# Records to use

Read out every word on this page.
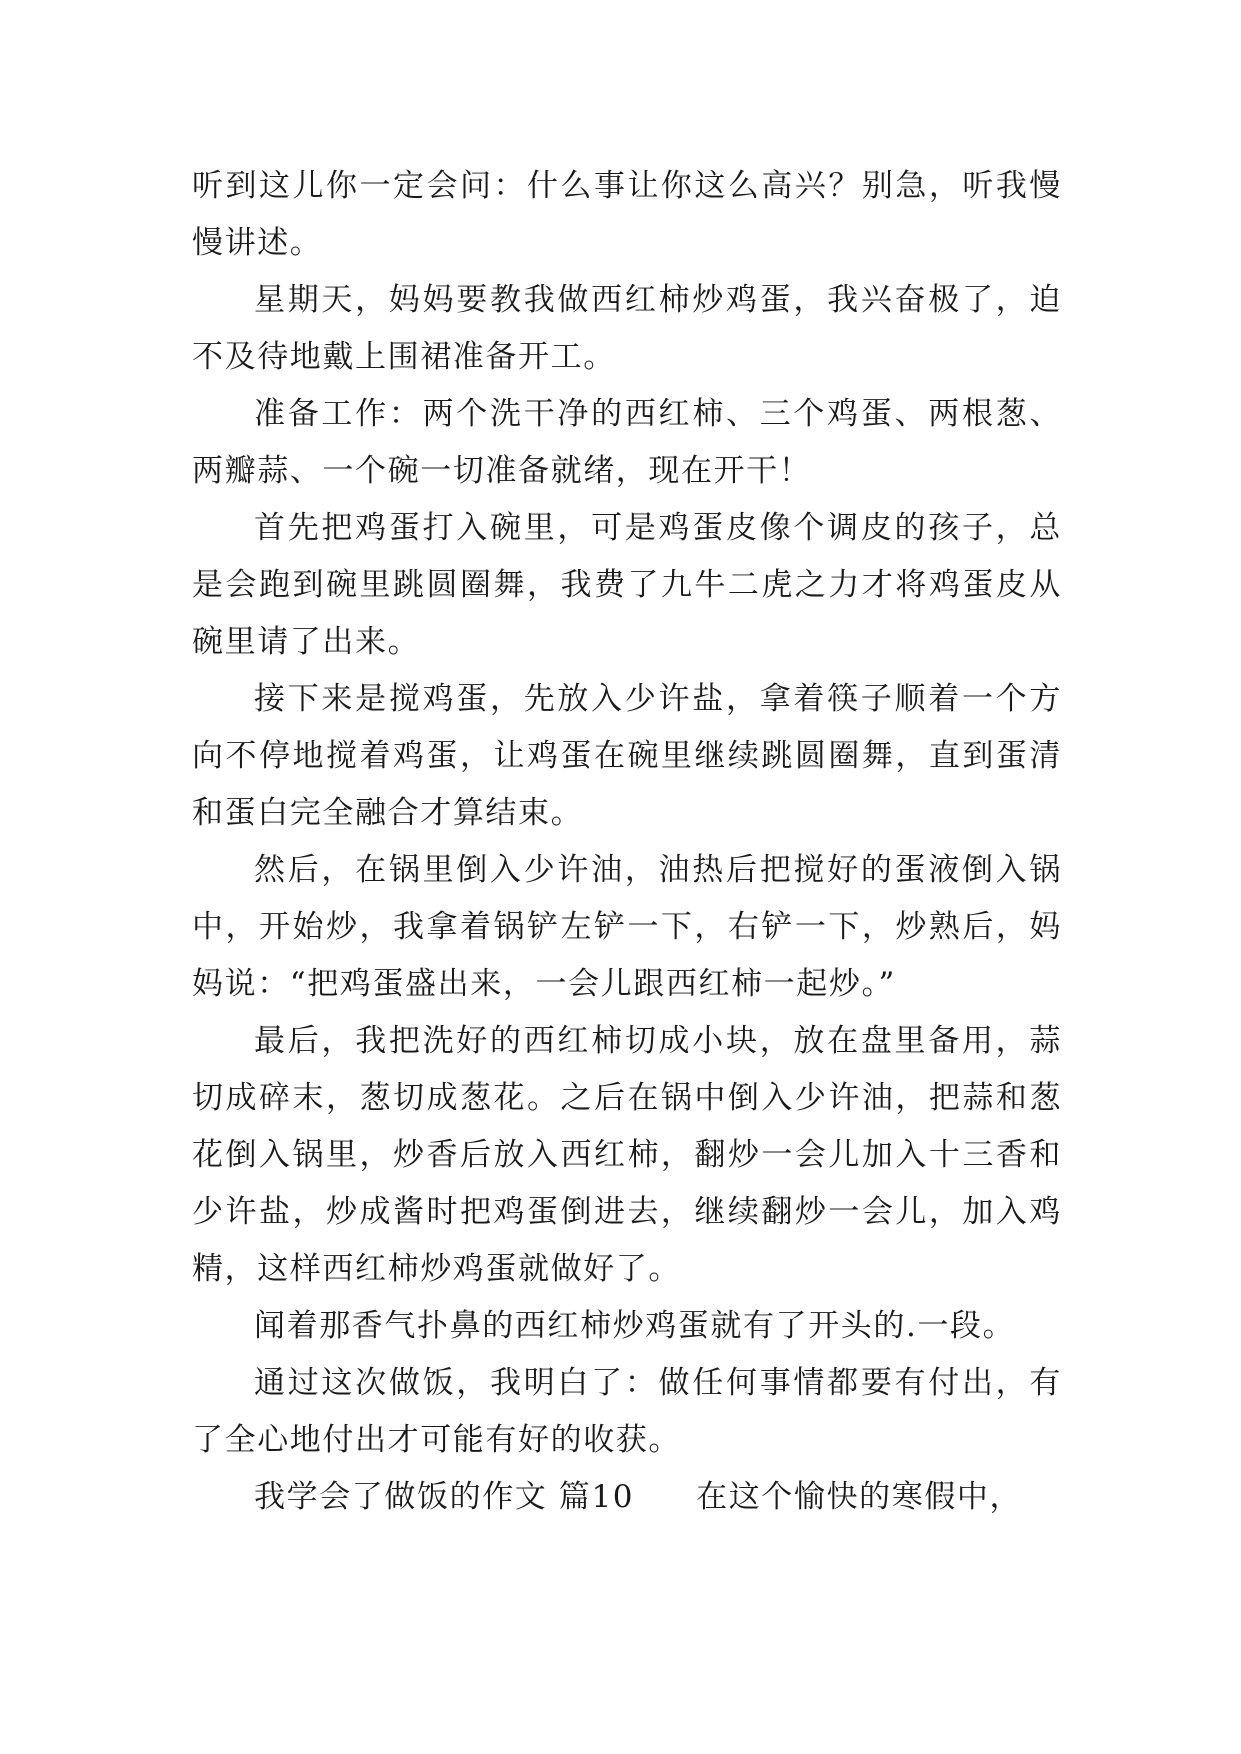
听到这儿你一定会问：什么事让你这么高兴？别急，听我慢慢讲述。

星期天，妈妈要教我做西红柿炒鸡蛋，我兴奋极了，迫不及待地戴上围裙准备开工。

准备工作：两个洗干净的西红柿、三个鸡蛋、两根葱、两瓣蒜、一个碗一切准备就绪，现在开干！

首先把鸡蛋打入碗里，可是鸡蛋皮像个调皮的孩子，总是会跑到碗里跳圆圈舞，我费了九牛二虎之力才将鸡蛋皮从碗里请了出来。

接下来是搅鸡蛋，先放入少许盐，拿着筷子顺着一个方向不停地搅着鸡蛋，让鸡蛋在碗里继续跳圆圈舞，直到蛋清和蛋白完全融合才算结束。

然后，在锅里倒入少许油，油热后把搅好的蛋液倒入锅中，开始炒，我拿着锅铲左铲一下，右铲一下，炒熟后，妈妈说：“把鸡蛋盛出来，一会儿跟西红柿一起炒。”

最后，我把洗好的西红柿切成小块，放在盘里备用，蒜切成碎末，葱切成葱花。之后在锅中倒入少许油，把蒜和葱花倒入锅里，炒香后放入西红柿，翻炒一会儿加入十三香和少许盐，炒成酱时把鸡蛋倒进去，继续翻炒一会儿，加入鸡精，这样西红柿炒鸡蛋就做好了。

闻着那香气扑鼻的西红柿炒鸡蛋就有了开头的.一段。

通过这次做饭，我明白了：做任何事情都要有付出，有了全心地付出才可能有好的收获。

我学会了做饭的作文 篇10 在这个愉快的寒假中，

# Written request
Repeat each entry precisely as it appears. Leave the pictures out.

# Solution for this exercise
Read out every word on this page.
听到这儿你一定会问：什么事让你这么高兴？别急，听我慢慢讲述。

星期天，妈妈要教我做西红柿炒鸡蛋，我兴奋极了，迫不及待地戴上围裙准备开工。

准备工作：两个洗干净的西红柿、三个鸡蛋、两根葱、两瓣蒜、一个碗一切准备就绪，现在开干！

首先把鸡蛋打入碗里，可是鸡蛋皮像个调皮的孩子，总是会跑到碗里跳圆圈舞，我费了九牛二虎之力才将鸡蛋皮从碗里请了出来。

接下来是搅鸡蛋，先放入少许盐，拿着筷子顺着一个方向不停地搅着鸡蛋，让鸡蛋在碗里继续跳圆圈舞，直到蛋清和蛋白完全融合才算结束。

然后，在锅里倒入少许油，油热后把搅好的蛋液倒入锅中，开始炒，我拿着锅铲左铲一下，右铲一下，炒熟后，妈妈说：“把鸡蛋盛出来，一会儿跟西红柿一起炒。”

最后，我把洗好的西红柿切成小块，放在盘里备用，蒜切成碎末，葱切成葱花。之后在锅中倒入少许油，把蒜和葱花倒入锅里，炒香后放入西红柿，翻炒一会儿加入十三香和少许盐，炒成酱时把鸡蛋倒进去，继续翻炒一会儿，加入鸡精，这样西红柿炒鸡蛋就做好了。

闻着那香气扑鼻的西红柿炒鸡蛋就有了开头的.一段。

通过这次做饭，我明白了：做任何事情都要有付出，有了全心地付出才可能有好的收获。

我学会了做饭的作文 篇10 在这个愉快的寒假中，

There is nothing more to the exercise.